• [EXERCISE DESCRIPTION]: Look through the lines below and extract any with the word "icon".

= = =

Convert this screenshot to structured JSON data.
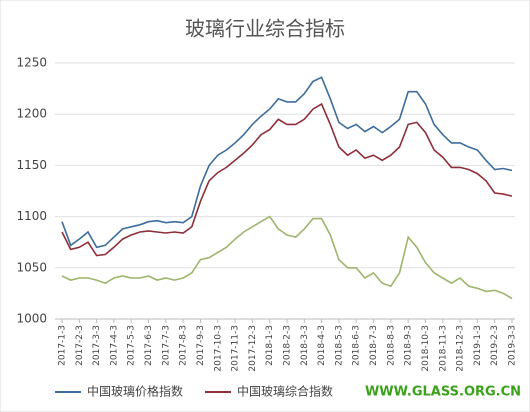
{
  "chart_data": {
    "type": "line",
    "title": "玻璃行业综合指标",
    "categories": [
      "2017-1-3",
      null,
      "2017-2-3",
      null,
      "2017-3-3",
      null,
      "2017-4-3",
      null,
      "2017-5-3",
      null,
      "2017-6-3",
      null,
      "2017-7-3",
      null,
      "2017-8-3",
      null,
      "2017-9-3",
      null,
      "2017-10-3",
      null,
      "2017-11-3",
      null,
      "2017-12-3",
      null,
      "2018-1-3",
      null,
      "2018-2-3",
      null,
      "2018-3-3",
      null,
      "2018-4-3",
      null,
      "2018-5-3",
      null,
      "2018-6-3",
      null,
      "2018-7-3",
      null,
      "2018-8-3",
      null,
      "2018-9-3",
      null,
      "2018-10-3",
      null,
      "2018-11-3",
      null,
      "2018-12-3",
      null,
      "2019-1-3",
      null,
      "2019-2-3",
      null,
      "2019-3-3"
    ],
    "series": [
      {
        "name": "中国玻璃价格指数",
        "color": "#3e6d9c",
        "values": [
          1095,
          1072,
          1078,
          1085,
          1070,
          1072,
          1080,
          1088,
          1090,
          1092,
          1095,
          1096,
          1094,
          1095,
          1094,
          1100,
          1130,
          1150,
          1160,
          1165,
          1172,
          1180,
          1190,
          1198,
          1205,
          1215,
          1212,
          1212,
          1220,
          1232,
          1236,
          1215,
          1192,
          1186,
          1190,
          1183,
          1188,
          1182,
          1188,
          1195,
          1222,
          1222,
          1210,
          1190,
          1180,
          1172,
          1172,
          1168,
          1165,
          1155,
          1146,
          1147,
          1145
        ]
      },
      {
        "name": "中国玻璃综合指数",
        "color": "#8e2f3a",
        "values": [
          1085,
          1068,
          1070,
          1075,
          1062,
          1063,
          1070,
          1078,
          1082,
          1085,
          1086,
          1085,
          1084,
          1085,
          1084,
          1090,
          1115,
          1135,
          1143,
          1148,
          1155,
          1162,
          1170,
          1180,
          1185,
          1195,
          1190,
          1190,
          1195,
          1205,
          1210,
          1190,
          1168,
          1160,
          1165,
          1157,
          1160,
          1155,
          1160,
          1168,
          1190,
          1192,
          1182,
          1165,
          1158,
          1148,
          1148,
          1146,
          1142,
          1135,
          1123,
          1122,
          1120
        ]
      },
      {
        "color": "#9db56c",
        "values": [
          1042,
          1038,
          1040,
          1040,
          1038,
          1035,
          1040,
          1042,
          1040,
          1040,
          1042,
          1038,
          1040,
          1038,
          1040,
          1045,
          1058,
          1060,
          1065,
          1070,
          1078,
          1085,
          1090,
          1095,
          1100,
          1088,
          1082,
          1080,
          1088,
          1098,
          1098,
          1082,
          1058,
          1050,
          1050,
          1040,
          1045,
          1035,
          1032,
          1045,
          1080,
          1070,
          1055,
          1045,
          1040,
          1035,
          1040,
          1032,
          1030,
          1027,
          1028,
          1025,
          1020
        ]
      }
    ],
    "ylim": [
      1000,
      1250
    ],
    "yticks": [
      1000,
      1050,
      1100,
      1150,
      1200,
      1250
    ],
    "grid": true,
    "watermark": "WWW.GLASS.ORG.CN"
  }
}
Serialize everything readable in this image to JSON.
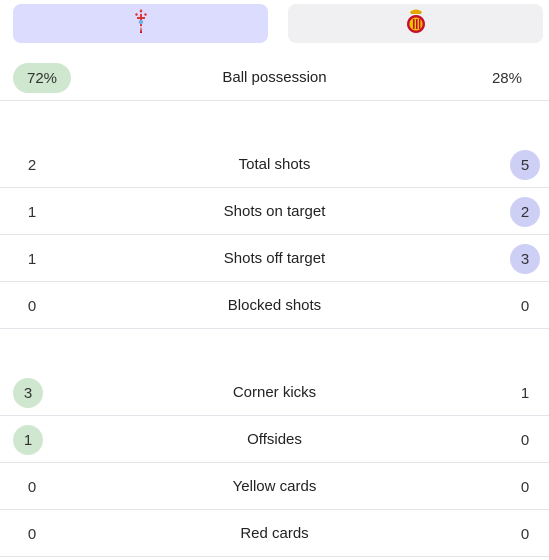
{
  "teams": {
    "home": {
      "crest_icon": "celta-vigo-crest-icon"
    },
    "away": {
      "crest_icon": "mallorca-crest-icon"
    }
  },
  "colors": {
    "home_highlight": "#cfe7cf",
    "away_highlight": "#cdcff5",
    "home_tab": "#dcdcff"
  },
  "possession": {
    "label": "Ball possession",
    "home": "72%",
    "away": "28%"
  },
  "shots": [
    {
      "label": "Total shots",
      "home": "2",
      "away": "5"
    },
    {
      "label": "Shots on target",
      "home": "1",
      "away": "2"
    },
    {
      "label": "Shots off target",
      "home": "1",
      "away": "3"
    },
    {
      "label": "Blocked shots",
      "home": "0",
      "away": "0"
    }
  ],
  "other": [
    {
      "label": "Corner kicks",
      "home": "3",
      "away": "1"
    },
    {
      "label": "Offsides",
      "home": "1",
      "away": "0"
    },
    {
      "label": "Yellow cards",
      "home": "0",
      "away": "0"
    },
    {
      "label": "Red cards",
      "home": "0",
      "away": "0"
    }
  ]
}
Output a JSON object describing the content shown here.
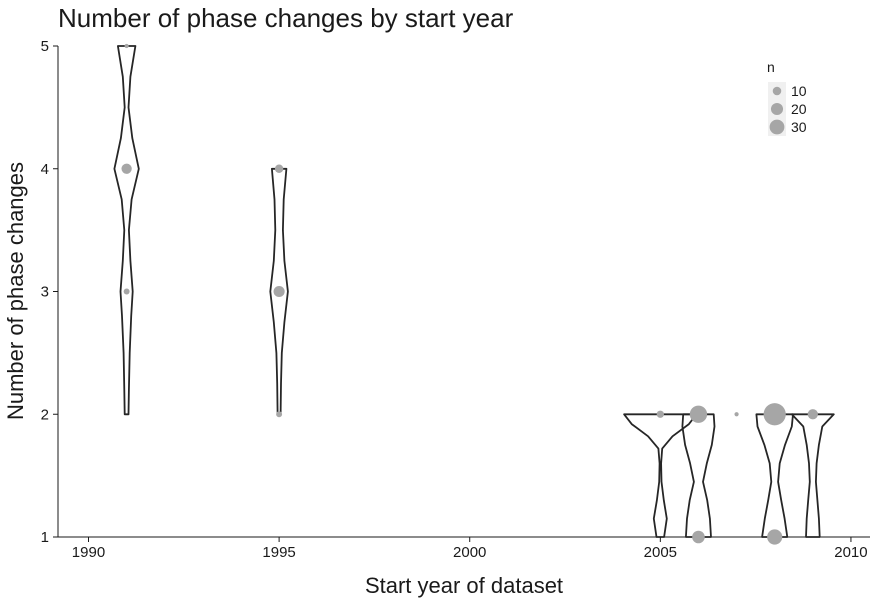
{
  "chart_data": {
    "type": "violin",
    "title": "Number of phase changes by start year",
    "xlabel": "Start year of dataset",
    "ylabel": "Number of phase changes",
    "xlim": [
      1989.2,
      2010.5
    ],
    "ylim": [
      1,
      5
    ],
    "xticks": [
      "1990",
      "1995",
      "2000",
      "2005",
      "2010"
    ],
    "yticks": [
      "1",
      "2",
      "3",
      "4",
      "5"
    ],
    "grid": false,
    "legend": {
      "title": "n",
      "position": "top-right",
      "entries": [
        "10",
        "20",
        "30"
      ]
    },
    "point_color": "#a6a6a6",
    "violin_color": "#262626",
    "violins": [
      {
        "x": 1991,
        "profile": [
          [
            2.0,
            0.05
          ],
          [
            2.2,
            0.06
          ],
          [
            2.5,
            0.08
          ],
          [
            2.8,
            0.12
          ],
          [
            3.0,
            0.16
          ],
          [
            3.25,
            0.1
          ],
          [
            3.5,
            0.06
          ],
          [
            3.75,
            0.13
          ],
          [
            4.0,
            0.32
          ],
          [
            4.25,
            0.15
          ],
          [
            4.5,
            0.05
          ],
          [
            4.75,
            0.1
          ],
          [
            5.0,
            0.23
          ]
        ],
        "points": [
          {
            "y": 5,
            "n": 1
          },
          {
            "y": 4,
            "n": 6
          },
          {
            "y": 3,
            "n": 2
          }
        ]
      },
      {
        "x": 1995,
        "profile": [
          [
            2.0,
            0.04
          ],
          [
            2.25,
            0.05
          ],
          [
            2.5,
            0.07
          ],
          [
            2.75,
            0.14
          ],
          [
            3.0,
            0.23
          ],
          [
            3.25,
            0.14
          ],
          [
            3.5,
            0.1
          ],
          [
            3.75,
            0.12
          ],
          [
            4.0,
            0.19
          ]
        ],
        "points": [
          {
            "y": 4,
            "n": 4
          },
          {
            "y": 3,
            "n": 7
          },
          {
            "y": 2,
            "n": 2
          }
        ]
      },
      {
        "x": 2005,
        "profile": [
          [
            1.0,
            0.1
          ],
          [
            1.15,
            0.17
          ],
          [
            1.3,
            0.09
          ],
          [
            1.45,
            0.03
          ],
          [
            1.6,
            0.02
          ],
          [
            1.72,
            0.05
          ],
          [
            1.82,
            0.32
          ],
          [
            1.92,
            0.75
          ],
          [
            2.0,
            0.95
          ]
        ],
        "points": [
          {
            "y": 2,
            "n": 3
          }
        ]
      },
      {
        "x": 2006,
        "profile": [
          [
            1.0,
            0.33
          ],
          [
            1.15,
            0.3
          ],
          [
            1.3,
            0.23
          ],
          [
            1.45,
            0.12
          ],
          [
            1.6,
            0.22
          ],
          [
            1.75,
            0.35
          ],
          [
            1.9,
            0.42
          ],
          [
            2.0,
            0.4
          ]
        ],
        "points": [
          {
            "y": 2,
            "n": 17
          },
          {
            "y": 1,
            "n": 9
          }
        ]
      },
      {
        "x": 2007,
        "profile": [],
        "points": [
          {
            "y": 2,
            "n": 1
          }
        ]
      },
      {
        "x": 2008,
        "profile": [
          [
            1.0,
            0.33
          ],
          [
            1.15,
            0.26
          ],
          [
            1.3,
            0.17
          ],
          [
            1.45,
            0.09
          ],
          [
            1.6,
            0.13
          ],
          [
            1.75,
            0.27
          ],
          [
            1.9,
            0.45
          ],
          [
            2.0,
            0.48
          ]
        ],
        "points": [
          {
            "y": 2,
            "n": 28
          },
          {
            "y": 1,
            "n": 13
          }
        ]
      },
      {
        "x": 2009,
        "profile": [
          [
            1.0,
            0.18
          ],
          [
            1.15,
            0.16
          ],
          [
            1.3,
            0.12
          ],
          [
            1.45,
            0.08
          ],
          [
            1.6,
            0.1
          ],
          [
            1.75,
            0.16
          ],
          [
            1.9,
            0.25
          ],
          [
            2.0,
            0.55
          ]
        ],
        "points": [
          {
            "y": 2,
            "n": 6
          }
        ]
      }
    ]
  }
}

= = =

• [WRITTEN SOLUTION]:
      "crest_icon": "celta-vigo-crest-icon"
      "crest_icon": "mallorca-crest-icon"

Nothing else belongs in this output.